■ **AIM OF THE TASK**
Leave out the pictures and copy each record below exactly.

■ **LISTING**
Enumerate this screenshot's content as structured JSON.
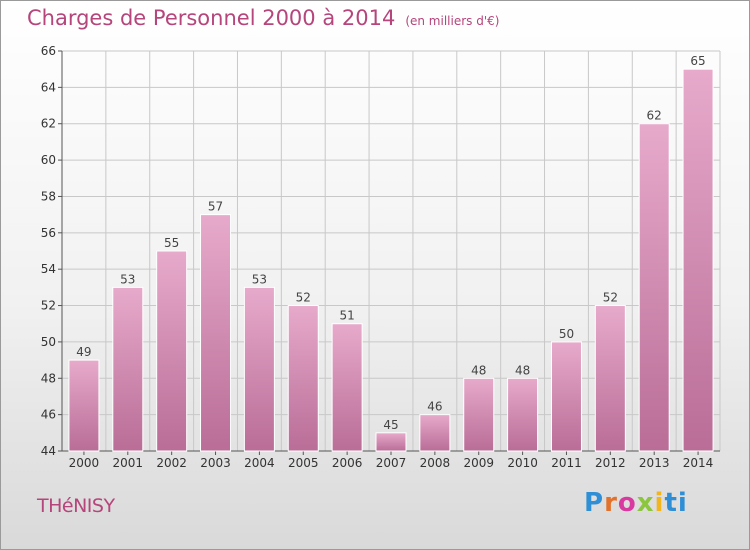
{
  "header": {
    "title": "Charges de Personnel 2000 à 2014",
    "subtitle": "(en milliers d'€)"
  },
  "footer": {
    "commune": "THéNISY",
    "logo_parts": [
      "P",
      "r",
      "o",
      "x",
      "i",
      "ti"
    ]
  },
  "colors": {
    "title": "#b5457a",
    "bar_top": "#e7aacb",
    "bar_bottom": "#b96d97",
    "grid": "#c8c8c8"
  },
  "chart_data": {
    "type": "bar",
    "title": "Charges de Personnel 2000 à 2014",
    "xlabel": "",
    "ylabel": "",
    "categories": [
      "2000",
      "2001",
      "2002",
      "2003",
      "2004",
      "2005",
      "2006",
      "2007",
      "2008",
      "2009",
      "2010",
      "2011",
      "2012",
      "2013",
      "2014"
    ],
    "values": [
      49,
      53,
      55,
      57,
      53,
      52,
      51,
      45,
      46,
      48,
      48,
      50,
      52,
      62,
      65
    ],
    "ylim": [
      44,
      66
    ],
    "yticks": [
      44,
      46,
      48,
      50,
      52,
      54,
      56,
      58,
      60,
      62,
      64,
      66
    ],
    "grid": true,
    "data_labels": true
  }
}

■ **RESULT FOR THIS EXERCISE**
Enumerate this screenshot's content as structured JSON.
{
  "header": {
    "title": "Charges de Personnel 2000 à 2014",
    "subtitle": "(en milliers d'€)"
  },
  "footer": {
    "commune": "THéNISY",
    "logo_parts": [
      "P",
      "r",
      "o",
      "x",
      "i",
      "ti"
    ]
  },
  "colors": {
    "title": "#b5457a",
    "bar_top": "#e7aacb",
    "bar_bottom": "#b96d97",
    "grid": "#c8c8c8"
  },
  "chart_data": {
    "type": "bar",
    "title": "Charges de Personnel 2000 à 2014",
    "xlabel": "",
    "ylabel": "",
    "categories": [
      "2000",
      "2001",
      "2002",
      "2003",
      "2004",
      "2005",
      "2006",
      "2007",
      "2008",
      "2009",
      "2010",
      "2011",
      "2012",
      "2013",
      "2014"
    ],
    "values": [
      49,
      53,
      55,
      57,
      53,
      52,
      51,
      45,
      46,
      48,
      48,
      50,
      52,
      62,
      65
    ],
    "ylim": [
      44,
      66
    ],
    "yticks": [
      44,
      46,
      48,
      50,
      52,
      54,
      56,
      58,
      60,
      62,
      64,
      66
    ],
    "grid": true,
    "data_labels": true
  }
}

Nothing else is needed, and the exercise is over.